Exercise. Review the material line by line. Identify and copy every line that contains the string "type".

(Stored items from a collection)
###

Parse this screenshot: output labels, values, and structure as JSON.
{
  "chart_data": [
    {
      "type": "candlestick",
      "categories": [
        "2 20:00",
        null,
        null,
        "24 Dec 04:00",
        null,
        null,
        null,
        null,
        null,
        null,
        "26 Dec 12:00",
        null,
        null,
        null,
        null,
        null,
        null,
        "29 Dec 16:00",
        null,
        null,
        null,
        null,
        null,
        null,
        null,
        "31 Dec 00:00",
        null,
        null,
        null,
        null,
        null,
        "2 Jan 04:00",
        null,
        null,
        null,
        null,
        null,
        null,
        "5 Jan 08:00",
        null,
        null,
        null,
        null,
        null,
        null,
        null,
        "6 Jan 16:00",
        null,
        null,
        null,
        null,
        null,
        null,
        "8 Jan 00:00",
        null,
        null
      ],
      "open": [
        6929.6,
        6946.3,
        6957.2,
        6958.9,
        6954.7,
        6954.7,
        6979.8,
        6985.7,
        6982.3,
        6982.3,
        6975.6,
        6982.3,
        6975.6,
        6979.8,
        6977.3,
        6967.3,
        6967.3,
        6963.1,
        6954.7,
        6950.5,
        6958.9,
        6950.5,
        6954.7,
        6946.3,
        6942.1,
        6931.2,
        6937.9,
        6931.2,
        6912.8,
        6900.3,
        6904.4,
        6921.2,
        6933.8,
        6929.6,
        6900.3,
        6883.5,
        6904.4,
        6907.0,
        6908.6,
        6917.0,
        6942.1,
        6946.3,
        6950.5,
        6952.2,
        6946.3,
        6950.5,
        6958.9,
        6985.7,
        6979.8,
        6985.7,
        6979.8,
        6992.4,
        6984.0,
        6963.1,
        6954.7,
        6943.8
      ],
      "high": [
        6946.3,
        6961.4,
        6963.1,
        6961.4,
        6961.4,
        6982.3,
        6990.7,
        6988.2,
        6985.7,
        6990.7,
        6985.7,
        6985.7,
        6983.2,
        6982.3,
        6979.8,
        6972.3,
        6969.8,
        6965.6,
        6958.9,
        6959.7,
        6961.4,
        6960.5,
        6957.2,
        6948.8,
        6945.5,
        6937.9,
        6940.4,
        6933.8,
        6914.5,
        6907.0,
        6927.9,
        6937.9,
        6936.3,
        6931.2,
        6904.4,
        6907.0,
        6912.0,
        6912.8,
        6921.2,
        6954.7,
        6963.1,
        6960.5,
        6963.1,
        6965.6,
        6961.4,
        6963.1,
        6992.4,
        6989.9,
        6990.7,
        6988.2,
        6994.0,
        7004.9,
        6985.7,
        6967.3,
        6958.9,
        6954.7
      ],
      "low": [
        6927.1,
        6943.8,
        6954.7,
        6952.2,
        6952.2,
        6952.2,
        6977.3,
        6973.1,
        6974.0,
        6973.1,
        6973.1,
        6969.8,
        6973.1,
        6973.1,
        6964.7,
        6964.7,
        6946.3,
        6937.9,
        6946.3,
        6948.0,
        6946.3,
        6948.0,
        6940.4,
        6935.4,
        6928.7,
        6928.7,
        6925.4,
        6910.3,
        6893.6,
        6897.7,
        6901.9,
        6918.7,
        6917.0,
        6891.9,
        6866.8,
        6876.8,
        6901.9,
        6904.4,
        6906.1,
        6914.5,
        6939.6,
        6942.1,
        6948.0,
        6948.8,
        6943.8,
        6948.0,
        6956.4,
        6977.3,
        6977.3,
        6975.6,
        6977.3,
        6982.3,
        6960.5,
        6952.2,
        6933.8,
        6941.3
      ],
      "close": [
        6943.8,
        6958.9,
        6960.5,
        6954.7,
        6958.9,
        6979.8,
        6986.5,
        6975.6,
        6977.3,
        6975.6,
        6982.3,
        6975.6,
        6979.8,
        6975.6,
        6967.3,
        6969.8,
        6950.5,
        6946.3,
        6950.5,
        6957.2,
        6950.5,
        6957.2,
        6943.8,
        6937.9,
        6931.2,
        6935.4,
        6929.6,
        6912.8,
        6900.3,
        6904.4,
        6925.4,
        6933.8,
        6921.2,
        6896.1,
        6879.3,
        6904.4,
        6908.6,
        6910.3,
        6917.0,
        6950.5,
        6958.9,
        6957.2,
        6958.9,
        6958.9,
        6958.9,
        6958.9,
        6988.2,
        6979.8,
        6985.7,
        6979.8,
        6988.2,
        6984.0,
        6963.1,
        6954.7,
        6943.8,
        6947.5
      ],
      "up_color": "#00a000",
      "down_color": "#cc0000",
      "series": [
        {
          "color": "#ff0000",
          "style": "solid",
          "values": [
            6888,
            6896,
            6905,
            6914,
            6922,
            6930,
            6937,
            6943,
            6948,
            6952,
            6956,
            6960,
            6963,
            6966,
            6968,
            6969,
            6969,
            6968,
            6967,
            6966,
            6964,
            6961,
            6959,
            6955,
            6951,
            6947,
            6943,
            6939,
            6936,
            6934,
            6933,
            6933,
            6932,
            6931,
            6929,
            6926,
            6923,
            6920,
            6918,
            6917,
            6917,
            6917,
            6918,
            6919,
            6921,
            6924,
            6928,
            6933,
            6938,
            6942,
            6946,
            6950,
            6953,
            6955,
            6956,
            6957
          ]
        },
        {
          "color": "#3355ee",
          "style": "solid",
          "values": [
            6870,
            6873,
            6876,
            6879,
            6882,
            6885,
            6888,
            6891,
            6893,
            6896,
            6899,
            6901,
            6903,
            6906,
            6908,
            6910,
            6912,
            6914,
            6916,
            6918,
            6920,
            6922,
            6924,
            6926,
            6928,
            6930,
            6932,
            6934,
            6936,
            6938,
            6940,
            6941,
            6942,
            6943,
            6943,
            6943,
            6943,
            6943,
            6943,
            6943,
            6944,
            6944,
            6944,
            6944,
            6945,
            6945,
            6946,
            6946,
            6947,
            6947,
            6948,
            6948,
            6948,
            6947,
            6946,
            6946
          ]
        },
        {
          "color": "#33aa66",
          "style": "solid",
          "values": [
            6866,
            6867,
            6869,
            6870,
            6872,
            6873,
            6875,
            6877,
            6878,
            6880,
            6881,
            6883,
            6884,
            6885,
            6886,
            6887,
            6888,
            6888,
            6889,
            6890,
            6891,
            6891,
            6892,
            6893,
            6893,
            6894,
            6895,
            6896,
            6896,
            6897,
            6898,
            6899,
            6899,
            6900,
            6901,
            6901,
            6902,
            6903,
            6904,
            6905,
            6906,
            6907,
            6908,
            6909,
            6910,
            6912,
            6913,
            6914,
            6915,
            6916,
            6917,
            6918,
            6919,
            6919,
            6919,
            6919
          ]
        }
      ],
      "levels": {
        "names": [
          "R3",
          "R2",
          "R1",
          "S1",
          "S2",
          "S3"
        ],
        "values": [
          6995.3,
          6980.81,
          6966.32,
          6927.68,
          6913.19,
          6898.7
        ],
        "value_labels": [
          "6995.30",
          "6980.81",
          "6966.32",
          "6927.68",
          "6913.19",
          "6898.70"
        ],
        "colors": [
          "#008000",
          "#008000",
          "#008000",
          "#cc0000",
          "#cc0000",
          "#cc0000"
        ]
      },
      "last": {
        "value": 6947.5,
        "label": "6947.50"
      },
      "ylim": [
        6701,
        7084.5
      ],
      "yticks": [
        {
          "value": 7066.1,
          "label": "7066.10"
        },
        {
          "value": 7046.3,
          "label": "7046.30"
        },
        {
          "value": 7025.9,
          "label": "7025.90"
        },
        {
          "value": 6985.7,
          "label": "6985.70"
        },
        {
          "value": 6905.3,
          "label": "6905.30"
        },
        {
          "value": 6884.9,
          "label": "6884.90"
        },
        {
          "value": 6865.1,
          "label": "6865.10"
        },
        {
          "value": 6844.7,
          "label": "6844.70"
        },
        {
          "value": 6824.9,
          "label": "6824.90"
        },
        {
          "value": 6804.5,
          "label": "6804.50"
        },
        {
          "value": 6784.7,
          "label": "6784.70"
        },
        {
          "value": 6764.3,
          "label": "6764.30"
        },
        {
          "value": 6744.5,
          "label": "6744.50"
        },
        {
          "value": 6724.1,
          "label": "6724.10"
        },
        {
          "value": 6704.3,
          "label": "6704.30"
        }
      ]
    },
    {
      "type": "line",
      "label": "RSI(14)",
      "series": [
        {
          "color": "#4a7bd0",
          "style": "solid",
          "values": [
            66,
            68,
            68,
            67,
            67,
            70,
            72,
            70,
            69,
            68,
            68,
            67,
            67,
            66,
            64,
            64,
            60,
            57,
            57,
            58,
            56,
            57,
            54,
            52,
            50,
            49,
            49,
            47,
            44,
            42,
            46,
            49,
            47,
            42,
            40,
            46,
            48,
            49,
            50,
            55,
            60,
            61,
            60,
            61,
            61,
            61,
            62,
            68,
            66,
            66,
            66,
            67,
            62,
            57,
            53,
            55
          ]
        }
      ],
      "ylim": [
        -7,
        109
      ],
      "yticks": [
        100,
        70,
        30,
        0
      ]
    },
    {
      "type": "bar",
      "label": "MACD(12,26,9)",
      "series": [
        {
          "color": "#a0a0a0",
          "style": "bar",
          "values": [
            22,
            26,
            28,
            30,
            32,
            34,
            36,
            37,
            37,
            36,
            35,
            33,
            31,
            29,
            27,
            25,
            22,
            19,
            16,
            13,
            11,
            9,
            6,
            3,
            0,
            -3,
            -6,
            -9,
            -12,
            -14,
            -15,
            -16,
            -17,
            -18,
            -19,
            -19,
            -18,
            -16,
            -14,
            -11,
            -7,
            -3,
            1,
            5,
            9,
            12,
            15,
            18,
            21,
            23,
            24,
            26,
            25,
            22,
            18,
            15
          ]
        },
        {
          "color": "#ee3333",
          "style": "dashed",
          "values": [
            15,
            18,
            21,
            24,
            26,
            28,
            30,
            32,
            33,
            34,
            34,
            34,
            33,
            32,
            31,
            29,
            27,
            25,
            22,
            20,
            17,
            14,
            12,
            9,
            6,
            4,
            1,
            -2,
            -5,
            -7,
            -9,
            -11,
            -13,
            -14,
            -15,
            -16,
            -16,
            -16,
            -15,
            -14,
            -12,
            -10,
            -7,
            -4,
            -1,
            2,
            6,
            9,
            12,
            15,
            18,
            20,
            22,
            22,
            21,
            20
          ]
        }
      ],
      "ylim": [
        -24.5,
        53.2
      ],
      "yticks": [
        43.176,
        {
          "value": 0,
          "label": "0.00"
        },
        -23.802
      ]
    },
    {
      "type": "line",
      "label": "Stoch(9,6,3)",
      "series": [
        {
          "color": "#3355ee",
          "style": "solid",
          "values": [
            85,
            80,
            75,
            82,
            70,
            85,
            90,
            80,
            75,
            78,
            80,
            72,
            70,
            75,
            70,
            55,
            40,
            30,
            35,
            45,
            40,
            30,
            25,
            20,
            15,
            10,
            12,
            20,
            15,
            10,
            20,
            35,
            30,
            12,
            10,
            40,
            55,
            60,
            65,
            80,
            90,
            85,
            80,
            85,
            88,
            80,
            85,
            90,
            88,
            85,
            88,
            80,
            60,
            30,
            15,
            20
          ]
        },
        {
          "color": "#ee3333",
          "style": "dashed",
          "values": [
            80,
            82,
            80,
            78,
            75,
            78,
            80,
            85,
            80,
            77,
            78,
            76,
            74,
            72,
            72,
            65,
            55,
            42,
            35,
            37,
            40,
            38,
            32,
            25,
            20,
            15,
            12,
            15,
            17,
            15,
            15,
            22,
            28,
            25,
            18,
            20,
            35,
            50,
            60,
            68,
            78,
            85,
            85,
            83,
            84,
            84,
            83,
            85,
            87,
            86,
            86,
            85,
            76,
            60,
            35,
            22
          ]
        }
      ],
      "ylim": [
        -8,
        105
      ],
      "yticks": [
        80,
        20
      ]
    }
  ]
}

###

The reply.
      "type": "candlestick",
      "type": "line",
      "type": "bar",
      "type": "line",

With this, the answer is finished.